### [Отрывок]
Итак, я несколько переформулирую вопрос. Прежде всего: публика может хотеть? — с акцентом на последнем слове. Потом: она вообще должна хотеть? — что нельзя отделить от вопроса: чего она должна хотеть?
Вопрос, может ли вообще публика хотеть, следует решать только в общественном аспекте. В сфере средств массовой информации между предложением и спросом, по-видимому, царит, осторожно выражаясь, что-то вроде предустановленной гармонии. С помощью тех методов исследования, что имеются ныне в распоряжении, чрезвычайно трудно установить, где причина, а где следствие: в какой мере СМИ приспосабливаются (как прежде всего в Америке, где это является их идеологией) к уровню сознания, а также, по умолчанию, и к уровню бессознательности своих потребителей? Или последние уже приспособились к СМИ и, зацикленные всегда на одном и том же, требуют этого. У вопроса, может ли сегодня население хотеть, есть между тем один аспект, выходящий далеко за пределы сферы СМИ. Кое-что говорит за то, что вообще способность людей хотеть чего-то другого, чем то, что они и так могут иметь, сокращается. Чем более плотно сплетена сеть обобществления (Vergesellschaftung) и, чего доброго, наброшена им на голову, тем менее вероятно, что их желаниям, намерениям, суждениям удастся выскользнуть из этой сети. Есть опасность, что публика, если её поощрить к волеизъявлению, захочет, чего доброго, еще больше именно того, что ей и так уже навязано. Чтобы это изменилось, нужно прежде всего прекратить молчаливую идентификацию с могущественным наличным (Verfügbaren); нужно укрепить слабое Я, которому гораздо удобнее, когда оно подчиняется. И напрасно искать тех, кто при данных условиях хочет этого и у кого есть на это сила. Даже успех их попыток останется сомнительным. В тенденции любое отличие будет наказано дискомфортом для отличающегося (des Abweichenden), чувством социальной изоляции. Та слабость Я, которая мешает ему хотеть, — не только психологический факт, заключается не только в индивидах и не в них должна исправляться. Она порождается и преумножается состоянием общества в целом. Хотя понятие слабости Я было введено аналитической психологией, ею же был впервые описан этот феномен, тем не менее слабость Я трудно рассматривать и лечить лишь как невротический феномен, поскольку люди действительно так бессильны, так мало распоряжаются целым, которое есть их судьба, что это отражается затем на их психологическом состоянии. Сегодня слабость Я в высшей степени реальна: отсюда озадачивающая власть этой слабости.

[Сохранённые записи]
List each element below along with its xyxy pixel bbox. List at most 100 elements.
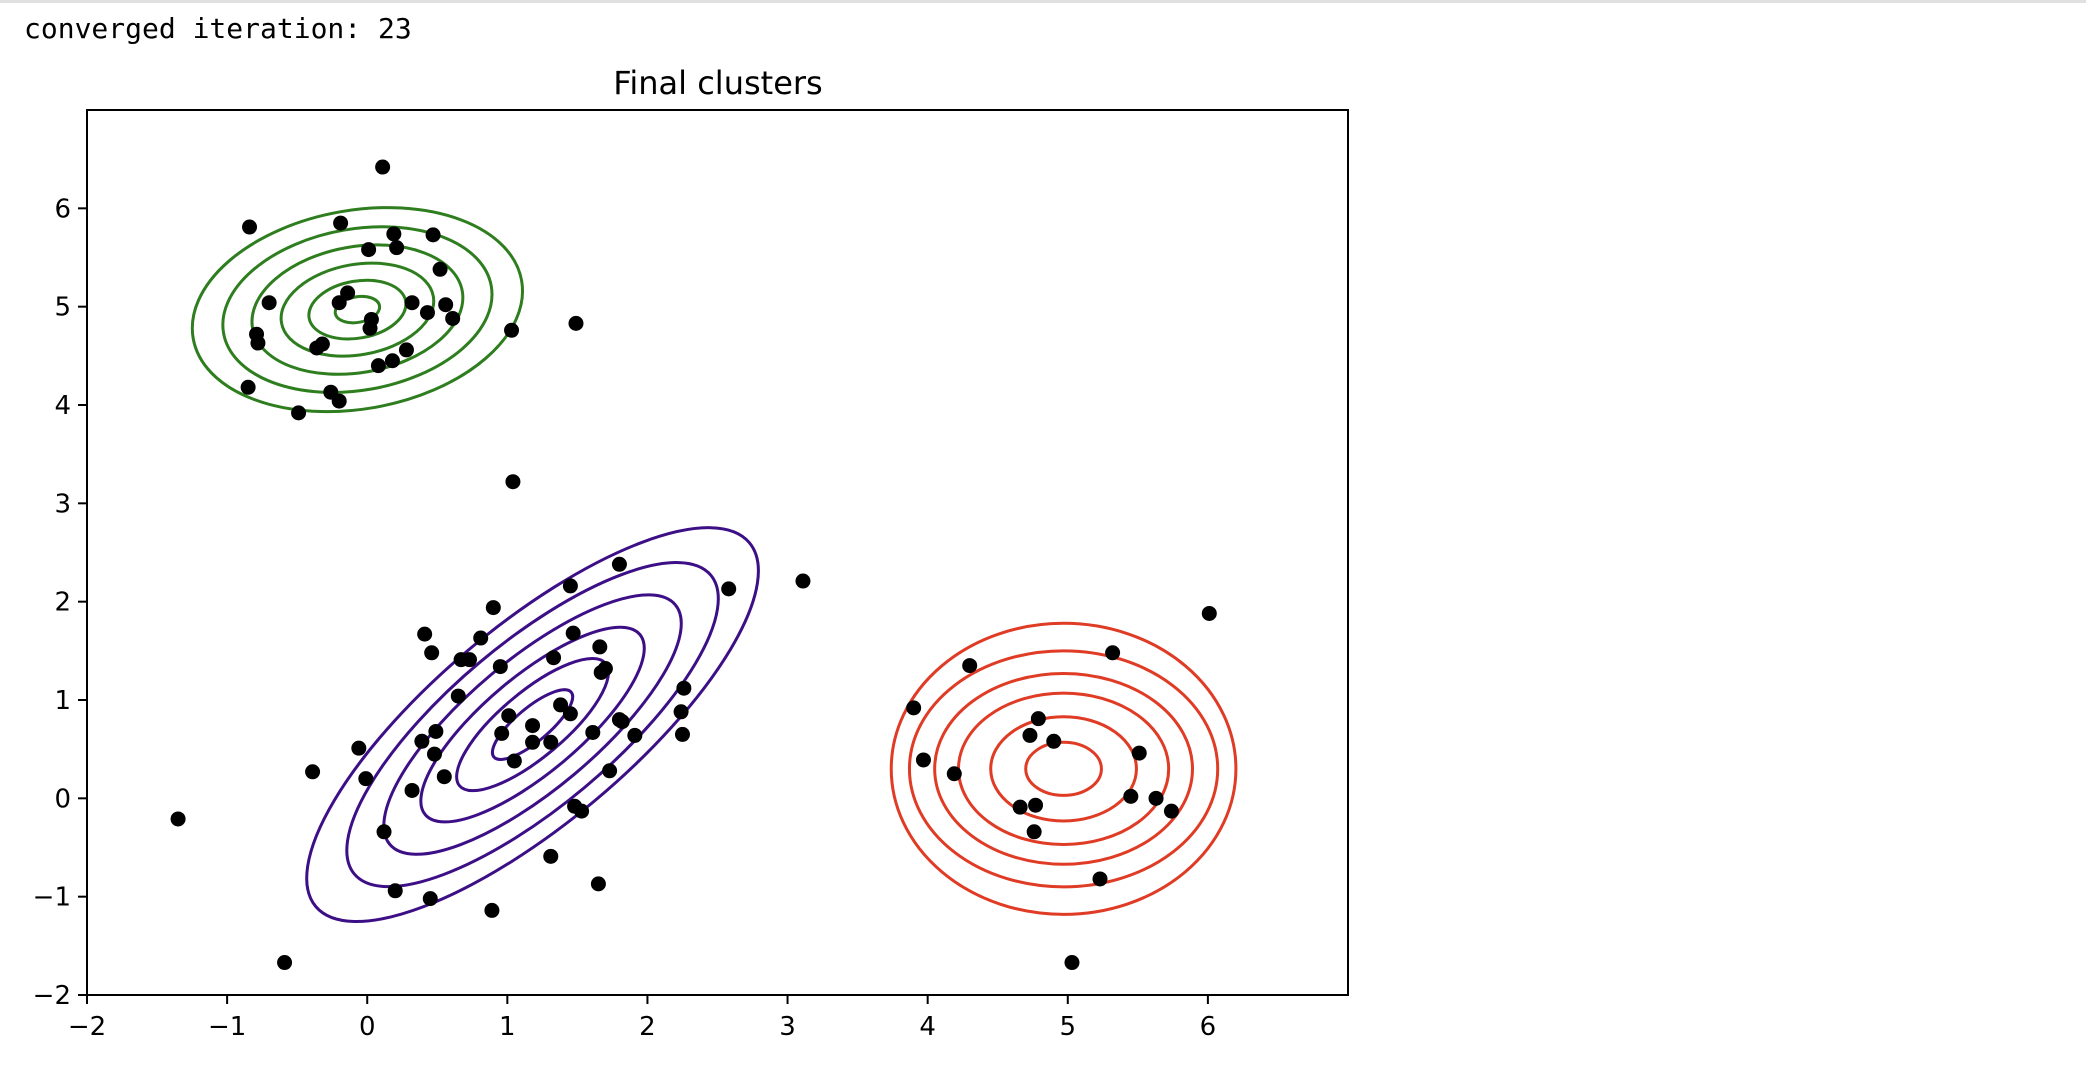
data-point — [565, 625, 581, 641]
data-point — [361, 242, 377, 258]
contour-cluster-2-level-6 — [305, 526, 760, 923]
data-point — [250, 335, 266, 351]
data-point — [424, 645, 440, 661]
data-point — [242, 219, 258, 235]
data-point — [462, 652, 478, 668]
contour-cluster-1-level-2 — [307, 278, 408, 341]
contour-cluster-2-level-3 — [419, 625, 646, 824]
data-point — [426, 746, 442, 762]
contour-cluster-2-level-4 — [382, 593, 683, 856]
contour-cluster-3-level-6 — [889, 621, 1238, 916]
data-point — [473, 630, 489, 646]
data-point — [562, 578, 578, 594]
data-point — [305, 764, 321, 780]
y-axis: −2 −1 0 1 2 3 4 5 6 — [33, 194, 87, 1011]
y-tick-label: 1 — [54, 686, 71, 716]
data-point — [1131, 745, 1147, 761]
plot-frame — [86, 109, 1349, 996]
data-point — [1030, 711, 1046, 727]
contour-cluster-2-level-5 — [345, 561, 720, 889]
x-tick-label: 1 — [499, 1012, 516, 1042]
data-point — [627, 727, 643, 743]
data-point — [506, 753, 522, 769]
data-point — [450, 688, 466, 704]
data-point — [240, 379, 256, 395]
cell-divider — [0, 0, 2086, 3]
x-tick-label: 0 — [359, 1012, 376, 1042]
data-point — [1064, 955, 1080, 971]
data-point — [674, 726, 690, 742]
data-point — [331, 295, 347, 311]
y-tick-label: 2 — [54, 588, 71, 618]
data-point — [170, 811, 186, 827]
data-point — [351, 740, 367, 756]
y-tick-label: 5 — [54, 293, 71, 323]
data-point — [592, 639, 608, 655]
data-point — [795, 573, 811, 589]
data-point — [1123, 788, 1139, 804]
data-point — [432, 261, 448, 277]
contour-cluster-3-level-2 — [989, 715, 1138, 823]
data-point — [370, 358, 386, 374]
data-point — [962, 658, 978, 674]
data-point — [614, 714, 630, 730]
data-point — [386, 226, 402, 242]
x-tick-label: 4 — [919, 1012, 936, 1042]
data-point — [436, 769, 452, 785]
data-point — [291, 405, 307, 421]
contour-cluster-3-level-1 — [1024, 740, 1103, 797]
x-tick-label: 6 — [1200, 1012, 1217, 1042]
data-point — [574, 803, 590, 819]
data-point — [1046, 733, 1062, 749]
data-point — [673, 704, 689, 720]
data-point — [261, 295, 277, 311]
data-point — [1092, 871, 1108, 887]
data-point — [438, 297, 454, 313]
x-tick-label: −2 — [68, 1012, 106, 1042]
data-point — [417, 626, 433, 642]
data-point — [1148, 790, 1164, 806]
data-point — [915, 752, 931, 768]
data-point — [504, 322, 520, 338]
data-point — [404, 782, 420, 798]
contour-cluster-3-level-4 — [933, 671, 1194, 866]
data-point — [419, 305, 435, 321]
data-point — [946, 766, 962, 782]
data-point — [525, 734, 541, 750]
data-point — [611, 556, 627, 572]
x-tick-label: 5 — [1060, 1012, 1077, 1042]
data-point — [428, 723, 444, 739]
y-tick-label: −2 — [33, 981, 71, 1011]
data-point — [553, 697, 569, 713]
data-point — [362, 320, 378, 336]
contour-cluster-3-level-5 — [907, 649, 1220, 889]
x-axis: −2 −1 0 1 2 3 4 5 6 — [68, 995, 1216, 1042]
data-point — [590, 876, 606, 892]
data-point — [546, 650, 562, 666]
data-point — [404, 295, 420, 311]
data-point — [387, 883, 403, 899]
y-tick-label: 6 — [54, 194, 71, 224]
contour-cluster-1-level-6 — [190, 206, 525, 414]
data-point — [309, 340, 325, 356]
data-point — [525, 718, 541, 734]
data-point — [494, 725, 510, 741]
data-point — [543, 848, 559, 864]
data-point — [277, 955, 293, 971]
data-point — [602, 763, 618, 779]
y-tick-label: 4 — [54, 391, 71, 421]
contour-cluster-1-level-3 — [279, 261, 436, 358]
data-point — [676, 680, 692, 696]
data-point — [906, 700, 922, 716]
data-point — [1163, 803, 1179, 819]
chart-title: Final clusters — [613, 64, 822, 102]
data-point — [505, 474, 521, 490]
data-point — [1012, 799, 1028, 815]
data-point — [445, 310, 461, 326]
data-point — [1026, 824, 1042, 840]
data-point — [414, 733, 430, 749]
data-point — [1201, 605, 1217, 621]
y-tick-label: 3 — [54, 489, 71, 519]
y-tick-label: −1 — [33, 883, 71, 913]
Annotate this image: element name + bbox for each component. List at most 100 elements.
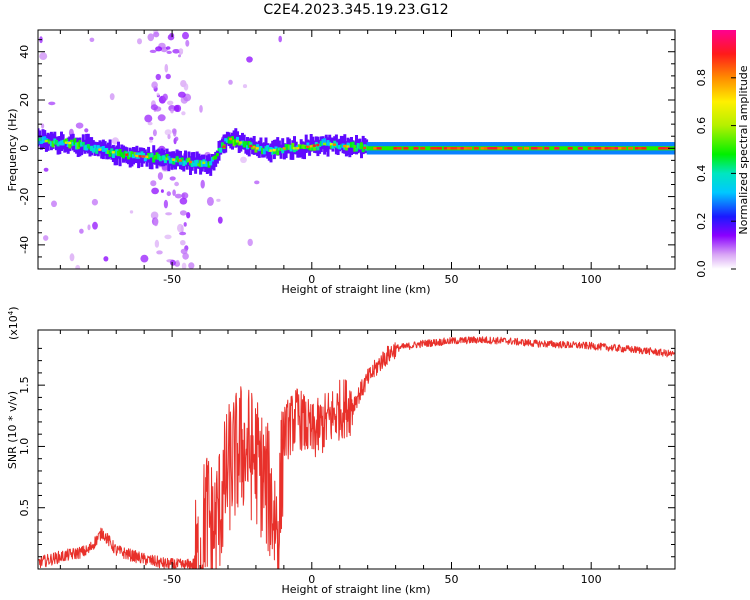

### [Задания]
[1] Выпишите все немецкие слова и выражения, приведённые в скобках в отрывке о воле публики.
[2] Допишите продолжение отрывка о воле публики, начав сразу после его последнего предложения.
Записи никак не связаны с отрывком.

### [Ответы к упражнению]
[1] Vergesellschaftung, Verfügbaren, des Abweichenden

[2]
Внешнее и внутреннее принуждение к потреблению (Konsumzwang) заставляет задаться вопросом, должна ли публика хотеть. В отличие от большинства истин в наши дни, этот вопрос не звучит ни цинично, ни покровительственно. Я имею в виду нечто очень простое и важное. До крайности препарированная публика, будь её воля, захочет в завуалированном виде плохого; побольше лести для себя самой и собственной нации; побольше чуши об императрицах, которые нанимаются киноактрисами; побольше того юмора, который смешит до слез. Если бы у публики была воля, и если бы [производители] непосредственно следовали ей, публика обманным путем лишилась бы как раз той автономии, которая подразумевается понятием её собственной воли. Формирование воли у тех, кто её лишился, служило бы принципу подавления. Они, как сказал недавно один из тех высокодуховных лакеев, кто из того, что признано плохим, создает идеологию и на этом основании считает себя еще и гуманным, стали бы настаивать, чтобы им подали благополучный мир, где темное и сомнительное — закон мира реального — приукрашено. Над Беккетом восторжествовала бы Кристель с почты. Если бы политически и социологически в высшей степени сомнительное, ибо никоим образом не осуществленное понятие плюралистического общества на что-нибудь годилось, то как раз в этой сфере. Не плебисцитарное большинство должно принимать решения о культурных феноменах, обращенных к массам. Это дело и не иезуитского ума патриархов, которые представляют всё так, будто они любезно заботятся о пользе для масс. Решать могут только люди по-настоящему компетентные, которые одинаково хорошо разбираются как в искусстве, так и в социальной роли средств массовой информации. Это были бы все те, пожалуй, без исключения интеллектуалы, которых стало бы травить плебисцитарное мнение в СМИ. Известно, сколько зла причинило руссоистское различение volonté générale и volonté de tous, общей воли и воли всех в отдельности, когда террористические диктаторы завладели общей волей ради своих целей. В современной ситуации это зашло так далеко, что общая воля публики, то есть её объективный интерес к духовным творениям, в которых сквозь все опосредствования проступает их собственная истина, резко противоречит тому, чтó безвольно сама по себе желает хотеть сама воля, и чтó в них вообще еще вбивается (einhämmert) дополнительно.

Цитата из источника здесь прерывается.